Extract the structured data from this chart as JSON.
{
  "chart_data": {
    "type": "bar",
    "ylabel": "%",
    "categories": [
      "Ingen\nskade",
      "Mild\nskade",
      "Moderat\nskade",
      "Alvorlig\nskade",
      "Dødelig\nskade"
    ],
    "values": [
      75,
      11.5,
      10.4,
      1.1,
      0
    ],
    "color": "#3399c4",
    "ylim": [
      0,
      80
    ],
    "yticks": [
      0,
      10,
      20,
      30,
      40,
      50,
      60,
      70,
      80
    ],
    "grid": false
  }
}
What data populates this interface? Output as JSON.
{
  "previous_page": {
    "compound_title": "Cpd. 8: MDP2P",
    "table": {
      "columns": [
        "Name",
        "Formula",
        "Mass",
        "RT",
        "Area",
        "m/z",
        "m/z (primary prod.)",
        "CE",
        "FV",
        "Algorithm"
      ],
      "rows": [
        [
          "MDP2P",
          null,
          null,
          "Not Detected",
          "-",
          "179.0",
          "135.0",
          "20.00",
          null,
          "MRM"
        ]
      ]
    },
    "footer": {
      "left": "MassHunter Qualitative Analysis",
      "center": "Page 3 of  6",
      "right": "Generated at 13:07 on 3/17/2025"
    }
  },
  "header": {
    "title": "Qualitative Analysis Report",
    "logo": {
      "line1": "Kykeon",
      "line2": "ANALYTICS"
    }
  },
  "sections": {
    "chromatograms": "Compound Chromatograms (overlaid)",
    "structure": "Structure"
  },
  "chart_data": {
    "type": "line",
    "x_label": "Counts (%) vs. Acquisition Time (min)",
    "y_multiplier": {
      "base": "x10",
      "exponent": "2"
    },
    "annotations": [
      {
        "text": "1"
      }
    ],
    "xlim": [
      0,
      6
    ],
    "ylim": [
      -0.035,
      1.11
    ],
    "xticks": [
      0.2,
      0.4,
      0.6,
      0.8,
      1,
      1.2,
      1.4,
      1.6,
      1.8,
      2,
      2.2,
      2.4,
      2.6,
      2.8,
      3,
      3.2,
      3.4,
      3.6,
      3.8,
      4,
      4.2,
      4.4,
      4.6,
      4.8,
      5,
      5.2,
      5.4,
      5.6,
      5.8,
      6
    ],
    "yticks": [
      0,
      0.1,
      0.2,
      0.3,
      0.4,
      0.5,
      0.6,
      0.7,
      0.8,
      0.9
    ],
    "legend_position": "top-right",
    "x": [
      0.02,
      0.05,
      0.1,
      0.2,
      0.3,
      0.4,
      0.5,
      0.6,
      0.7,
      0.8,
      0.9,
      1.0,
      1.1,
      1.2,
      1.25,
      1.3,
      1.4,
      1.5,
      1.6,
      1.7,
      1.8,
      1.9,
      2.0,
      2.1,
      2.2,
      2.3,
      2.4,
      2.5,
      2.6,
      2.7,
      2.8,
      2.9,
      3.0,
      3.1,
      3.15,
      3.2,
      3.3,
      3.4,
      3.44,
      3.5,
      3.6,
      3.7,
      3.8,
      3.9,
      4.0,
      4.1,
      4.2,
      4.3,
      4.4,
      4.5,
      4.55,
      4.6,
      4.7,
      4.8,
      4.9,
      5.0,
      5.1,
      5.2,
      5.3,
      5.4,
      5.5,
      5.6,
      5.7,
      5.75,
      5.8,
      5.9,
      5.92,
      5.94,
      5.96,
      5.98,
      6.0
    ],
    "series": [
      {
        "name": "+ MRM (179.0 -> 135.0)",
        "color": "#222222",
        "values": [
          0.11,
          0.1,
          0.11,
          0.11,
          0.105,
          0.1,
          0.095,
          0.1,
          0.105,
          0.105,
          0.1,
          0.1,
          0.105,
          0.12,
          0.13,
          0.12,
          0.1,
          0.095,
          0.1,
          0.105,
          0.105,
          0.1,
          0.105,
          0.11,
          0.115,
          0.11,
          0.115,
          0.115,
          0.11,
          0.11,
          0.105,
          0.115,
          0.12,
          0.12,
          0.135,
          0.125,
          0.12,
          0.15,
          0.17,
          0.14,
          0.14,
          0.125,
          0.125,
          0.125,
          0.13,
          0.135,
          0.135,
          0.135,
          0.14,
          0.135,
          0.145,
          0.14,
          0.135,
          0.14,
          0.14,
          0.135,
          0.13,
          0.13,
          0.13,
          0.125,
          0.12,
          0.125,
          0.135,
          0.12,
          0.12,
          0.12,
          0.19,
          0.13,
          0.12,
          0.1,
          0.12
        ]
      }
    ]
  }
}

---+---

> Aim
Copy each line of the entries that includes the word "Analysis".

> Solution for this exercise
      "left": "MassHunter Qualitative Analysis",
    "title": "Qualitative Analysis Report",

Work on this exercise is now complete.